EXERCISE TASK: Rewrite the items below as a numbered list, dropping any blank lines and leaving out the pictures.

DATA EXCERPTS:
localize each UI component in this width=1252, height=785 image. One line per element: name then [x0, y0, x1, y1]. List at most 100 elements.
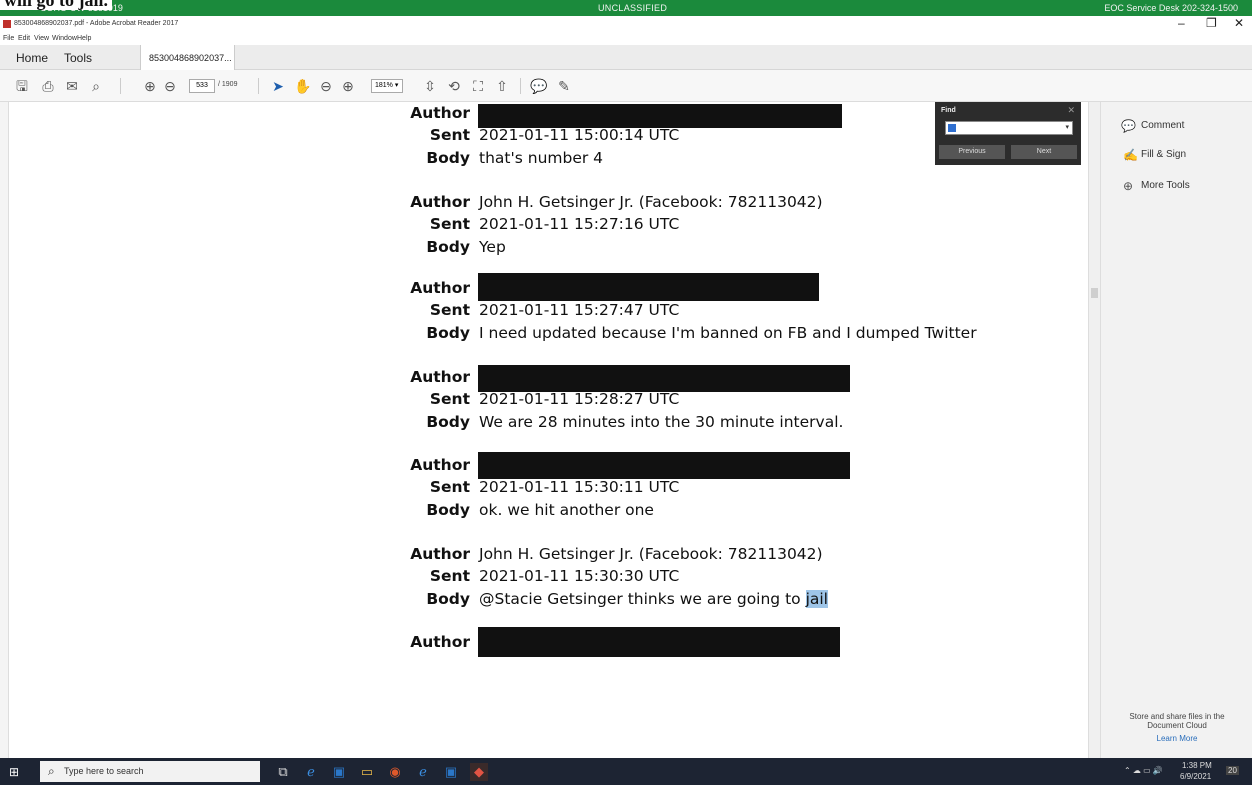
tab-tools[interactable]: Tools — [64, 51, 92, 65]
edge-browser-icon[interactable]: ℯ — [414, 763, 432, 781]
system-tray-icons[interactable]: ⌃ ☁ ▭ 🔊 — [1124, 766, 1163, 775]
chrome-icon[interactable]: ◉ — [386, 763, 404, 781]
left-panel-collapse[interactable] — [0, 102, 9, 758]
window-title: 853004868902037.pdf - Adobe Acrobat Read… — [14, 20, 179, 27]
find-close-icon[interactable]: ✕ — [1067, 105, 1075, 116]
tab-document[interactable]: 853004868902037... × — [140, 45, 235, 70]
vertical-scrollbar[interactable] — [1088, 102, 1100, 758]
print-icon[interactable]: ⎙ — [40, 78, 56, 94]
sent-value: 2021-01-11 15:30:11 UTC — [479, 478, 680, 496]
sent-value: 2021-01-11 15:27:47 UTC — [479, 301, 680, 319]
right-tools-panel: 💬 Comment ✍ Fill & Sign ⊕ More Tools — [1100, 102, 1252, 758]
sent-value: 2021-01-11 15:30:30 UTC — [479, 567, 680, 585]
window-titlebar: 853004868902037.pdf - Adobe Acrobat Read… — [0, 16, 1252, 32]
save-icon[interactable]: 🖫 — [14, 78, 30, 94]
scrollbar-thumb[interactable] — [1091, 288, 1098, 298]
author-label: Author — [410, 545, 470, 563]
zoom-out-icon[interactable]: ⊖ — [318, 78, 334, 94]
menu-edit[interactable]: Edit — [18, 35, 30, 42]
overlay-caption: will go to jail. — [0, 0, 112, 10]
fill-sign-tool[interactable]: ✍ Fill & Sign — [1123, 148, 1187, 162]
task-view-icon[interactable]: ⧉ — [274, 763, 292, 781]
page-total: / 1909 — [218, 81, 238, 88]
toolbar-divider — [520, 78, 521, 94]
sent-value: 2021-01-11 15:27:16 UTC — [479, 215, 680, 233]
plus-circle-icon: ⊕ — [1123, 179, 1134, 193]
sent-value: 2021-01-11 15:28:27 UTC — [479, 390, 680, 408]
chevron-down-icon[interactable]: ▾ — [1065, 123, 1069, 131]
page-down-icon[interactable]: ⊖ — [162, 78, 178, 94]
body-label: Body — [426, 324, 470, 342]
author-value: John H. Getsinger Jr. (Facebook: 7821130… — [479, 545, 823, 563]
search-highlight: jail — [805, 590, 828, 608]
pen-icon: ✍ — [1123, 148, 1138, 162]
taskbar-time: 1:38 PM — [1182, 761, 1212, 770]
sent-label: Sent — [429, 567, 470, 585]
find-previous-button[interactable]: Previous — [939, 145, 1005, 159]
body-value: I need updated because I'm banned on FB … — [479, 324, 977, 342]
find-dialog: Find ✕ ▾ Previous Next — [935, 102, 1081, 165]
body-value: ok. we hit another one — [479, 501, 654, 519]
scroll-mode-icon[interactable]: ⇧ — [494, 78, 510, 94]
toolbar-divider — [258, 78, 259, 94]
document-cloud-promo: Store and share files in the Document Cl… — [1112, 712, 1242, 743]
close-button[interactable]: ✕ — [1234, 16, 1244, 30]
author-label: Author — [410, 633, 470, 651]
notifications-badge[interactable]: 20 — [1226, 766, 1239, 775]
zoom-dropdown[interactable]: 181% ▾ — [371, 79, 403, 93]
select-pointer-icon[interactable]: ➤ — [270, 78, 286, 94]
author-label: Author — [410, 193, 470, 211]
menu-help[interactable]: Help — [77, 35, 91, 42]
pen-icon[interactable]: ✎ — [556, 78, 572, 94]
ie-browser-icon[interactable]: ℯ — [302, 763, 320, 781]
zoom-in-icon[interactable]: ⊕ — [340, 78, 356, 94]
sent-label: Sent — [429, 215, 470, 233]
fill-sign-label: Fill & Sign — [1141, 149, 1187, 160]
author-value: John H. Getsinger Jr. (Facebook: 7821130… — [479, 193, 823, 211]
menu-bar: File Edit View Window Help — [0, 32, 1252, 45]
sent-label: Sent — [429, 301, 470, 319]
fullscreen-icon[interactable]: ⛶ — [470, 78, 486, 94]
taskbar-search-box[interactable]: ⌕ Type here to search — [40, 761, 260, 782]
acrobat-taskbar-icon[interactable]: ◆ — [470, 763, 488, 781]
comment-icon[interactable]: 💬 — [530, 78, 547, 94]
maximize-button[interactable]: ❐ — [1206, 16, 1217, 30]
screen: COHO-UW-5181919 UNCLASSIFIED EOC Service… — [0, 0, 1252, 785]
body-value: @Stacie Getsinger thinks we are going to… — [479, 590, 828, 608]
find-input-selection — [948, 124, 956, 132]
redaction-bar — [478, 273, 819, 301]
menu-file[interactable]: File — [3, 35, 14, 42]
fit-page-icon[interactable]: ⇳ — [422, 78, 438, 94]
menu-view[interactable]: View — [34, 35, 49, 42]
main-toolbar: 🖫 ⎙ ✉ ⌕ ⊕ ⊖ 533 / 1909 ➤ ✋ ⊖ ⊕ 181% ▾ ⇳ … — [0, 70, 1252, 102]
find-input[interactable]: ▾ — [945, 121, 1073, 135]
sent-label: Sent — [429, 390, 470, 408]
sent-label: Sent — [429, 126, 470, 144]
email-icon[interactable]: ✉ — [64, 78, 80, 94]
rotate-icon[interactable]: ⟲ — [446, 78, 462, 94]
file-explorer-icon[interactable]: ▭ — [358, 763, 376, 781]
comment-bubble-icon: 💬 — [1121, 119, 1136, 133]
banner-classification: UNCLASSIFIED — [598, 3, 668, 13]
windows-taskbar: ⊞ ⌕ Type here to search ⧉ ℯ ▣ ▭ ◉ ℯ ▣ ◆ … — [0, 758, 1252, 785]
word-icon[interactable]: ▣ — [442, 763, 460, 781]
more-tools-label: More Tools — [1141, 180, 1190, 191]
windows-start-icon[interactable]: ⊞ — [9, 765, 19, 779]
menu-window[interactable]: Window — [52, 35, 77, 42]
author-label: Author — [410, 279, 470, 297]
page-up-icon[interactable]: ⊕ — [142, 78, 158, 94]
page-number-input[interactable]: 533 — [189, 79, 215, 93]
body-text: @Stacie Getsinger thinks we are going to — [479, 590, 806, 608]
comment-tool[interactable]: 💬 Comment — [1121, 119, 1184, 133]
tab-home[interactable]: Home — [16, 51, 48, 65]
sent-label: Sent — [429, 478, 470, 496]
acrobat-app-icon — [3, 20, 11, 28]
search-icon[interactable]: ⌕ — [88, 78, 104, 94]
find-next-button[interactable]: Next — [1011, 145, 1077, 159]
minimize-button[interactable]: – — [1178, 16, 1185, 30]
hand-tool-icon[interactable]: ✋ — [294, 78, 311, 94]
learn-more-link[interactable]: Learn More — [1112, 734, 1242, 743]
outlook-icon[interactable]: ▣ — [330, 763, 348, 781]
author-label: Author — [410, 456, 470, 474]
more-tools[interactable]: ⊕ More Tools — [1123, 179, 1190, 193]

OUTPUT OF THE TASK:
1. localize each UI component in this width=1252, height=785 image. One line per element: name then [x0, y0, x1, y1]. List at most 100 elements.
2. tab-tools[interactable]: Tools — [64, 51, 92, 65]
3. edge-browser-icon[interactable]: ℯ — [414, 763, 432, 781]
4. system-tray-icons[interactable]: ⌃ ☁ ▭ 🔊 — [1124, 766, 1163, 775]
5. chrome-icon[interactable]: ◉ — [386, 763, 404, 781]
6. left-panel-collapse[interactable] — [0, 102, 9, 758]
7. window-title: 853004868902037.pdf - Adobe Acrobat Read… — [14, 20, 179, 27]
8. find-close-icon[interactable]: ✕ — [1067, 105, 1075, 116]
9. tab-document[interactable]: 853004868902037... × — [140, 45, 235, 70]
10. vertical-scrollbar[interactable] — [1088, 102, 1100, 758]
11. print-icon[interactable]: ⎙ — [40, 78, 56, 94]
12. sent-value: 2021-01-11 15:30:11 UTC — [479, 478, 680, 496]
13. sent-value: 2021-01-11 15:27:47 UTC — [479, 301, 680, 319]
14. right-tools-panel: 💬 Comment ✍ Fill & Sign ⊕ More Tools — [1100, 102, 1252, 758]
15. sent-value: 2021-01-11 15:30:30 UTC — [479, 567, 680, 585]
16. window-titlebar: 853004868902037.pdf - Adobe Acrobat Read… — [0, 16, 1252, 32]
17. save-icon[interactable]: 🖫 — [14, 78, 30, 94]
18. scrollbar-thumb[interactable] — [1091, 288, 1098, 298]
19. author-label: Author — [410, 545, 470, 563]
20. zoom-out-icon[interactable]: ⊖ — [318, 78, 334, 94]
21. menu-edit[interactable]: Edit — [18, 35, 30, 42]
22. overlay-caption: will go to jail. — [0, 0, 112, 10]
23. fill-sign-tool[interactable]: ✍ Fill & Sign — [1123, 148, 1187, 162]
24. task-view-icon[interactable]: ⧉ — [274, 763, 292, 781]
25. page-total: / 1909 — [218, 81, 238, 88]
26. toolbar-divider — [520, 78, 521, 94]
27. sent-value: 2021-01-11 15:27:16 UTC — [479, 215, 680, 233]
28. plus-circle-icon: ⊕ — [1123, 179, 1134, 193]
29. sent-value: 2021-01-11 15:28:27 UTC — [479, 390, 680, 408]
30. chevron-down-icon[interactable]: ▾ — [1065, 123, 1069, 131]
31. page-down-icon[interactable]: ⊖ — [162, 78, 178, 94]
32. body-label: Body — [426, 324, 470, 342]
33. author-value: John H. Getsinger Jr. (Facebook: 7821130… — [479, 545, 823, 563]
34. search-highlight: jail — [805, 590, 828, 608]
35. pen-icon: ✍ — [1123, 148, 1138, 162]
36. taskbar-time: 1:38 PM — [1182, 761, 1212, 770]
37. sent-label: Sent — [429, 567, 470, 585]
38. find-previous-button[interactable]: Previous — [939, 145, 1005, 159]
39. body-value: I need updated because I'm banned on FB … — [479, 324, 977, 342]
40. find-dialog: Find ✕ ▾ Previous Next — [935, 102, 1081, 165]
41. body-value: ok. we hit another one — [479, 501, 654, 519]
42. scroll-mode-icon[interactable]: ⇧ — [494, 78, 510, 94]
43. toolbar-divider — [258, 78, 259, 94]
44. document-cloud-promo: Store and share files in the Document Cl… — [1112, 712, 1242, 743]
45. close-button[interactable]: ✕ — [1234, 16, 1244, 30]
46. author-label: Author — [410, 633, 470, 651]
47. notifications-badge[interactable]: 20 — [1226, 766, 1239, 775]
48. zoom-dropdown[interactable]: 181% ▾ — [371, 79, 403, 93]
49. select-pointer-icon[interactable]: ➤ — [270, 78, 286, 94]
50. author-label: Author — [410, 193, 470, 211]
51. menu-help[interactable]: Help — [77, 35, 91, 42]
52. pen-icon[interactable]: ✎ — [556, 78, 572, 94]
53. ie-browser-icon[interactable]: ℯ — [302, 763, 320, 781]
54. zoom-in-icon[interactable]: ⊕ — [340, 78, 356, 94]
55. sent-label: Sent — [429, 215, 470, 233]
56. fill-sign-label: Fill & Sign — [1141, 149, 1187, 160]
57. author-value: John H. Getsinger Jr. (Facebook: 7821130… — [479, 193, 823, 211]
58. menu-bar: File Edit View Window Help — [0, 32, 1252, 45]
59. sent-label: Sent — [429, 301, 470, 319]
60. fullscreen-icon[interactable]: ⛶ — [470, 78, 486, 94]
61. taskbar-search-box[interactable]: ⌕ Type here to search — [40, 761, 260, 782]
62. acrobat-taskbar-icon[interactable]: ◆ — [470, 763, 488, 781]
63. comment-icon[interactable]: 💬 — [530, 78, 547, 94]
64. maximize-button[interactable]: ❐ — [1206, 16, 1217, 30]
65. screen: COHO-UW-5181919 UNCLASSIFIED EOC Service… — [0, 0, 1252, 785]
66. body-value: @Stacie Getsinger thinks we are going to… — [479, 590, 828, 608]
67. find-input-selection — [948, 124, 956, 132]
68. redaction-bar — [478, 273, 819, 301]
69. menu-file[interactable]: File — [3, 35, 14, 42]
70. fit-page-icon[interactable]: ⇳ — [422, 78, 438, 94]
71. menu-view[interactable]: View — [34, 35, 49, 42]
72. main-toolbar: 🖫 ⎙ ✉ ⌕ ⊕ ⊖ 533 / 1909 ➤ ✋ ⊖ ⊕ 181% ▾ ⇳ … — [0, 70, 1252, 102]
73. find-input[interactable]: ▾ — [945, 121, 1073, 135]
74. sent-label: Sent — [429, 390, 470, 408]
75. sent-label: Sent — [429, 126, 470, 144]
76. email-icon[interactable]: ✉ — [64, 78, 80, 94]
77. rotate-icon[interactable]: ⟲ — [446, 78, 462, 94]
78. file-explorer-icon[interactable]: ▭ — [358, 763, 376, 781]
79. comment-bubble-icon: 💬 — [1121, 119, 1136, 133]
80. banner-classification: UNCLASSIFIED — [598, 3, 668, 13]
81. windows-taskbar: ⊞ ⌕ Type here to search ⧉ ℯ ▣ ▭ ◉ ℯ ▣ ◆ … — [0, 758, 1252, 785]
82. word-icon[interactable]: ▣ — [442, 763, 460, 781]
83. more-tools-label: More Tools — [1141, 180, 1190, 191]
84. windows-start-icon[interactable]: ⊞ — [9, 765, 19, 779]
85. menu-window[interactable]: Window — [52, 35, 77, 42]
86. author-label: Author — [410, 279, 470, 297]
87. page-up-icon[interactable]: ⊕ — [142, 78, 158, 94]
88. page-number-input[interactable]: 533 — [189, 79, 215, 93]
89. body-text: @Stacie Getsinger thinks we are going to — [479, 590, 806, 608]
90. comment-tool[interactable]: 💬 Comment — [1121, 119, 1184, 133]
91. tab-home[interactable]: Home — [16, 51, 48, 65]
92. sent-label: Sent — [429, 478, 470, 496]
93. acrobat-app-icon — [3, 20, 11, 28]
94. search-icon[interactable]: ⌕ — [88, 78, 104, 94]
95. find-next-button[interactable]: Next — [1011, 145, 1077, 159]
96. minimize-button[interactable]: – — [1178, 16, 1185, 30]
97. hand-tool-icon[interactable]: ✋ — [294, 78, 311, 94]
98. learn-more-link[interactable]: Learn More — [1112, 734, 1242, 743]
99. outlook-icon[interactable]: ▣ — [330, 763, 348, 781]
100. author-label: Author — [410, 456, 470, 474]
101. more-tools[interactable]: ⊕ More Tools — [1123, 179, 1190, 193]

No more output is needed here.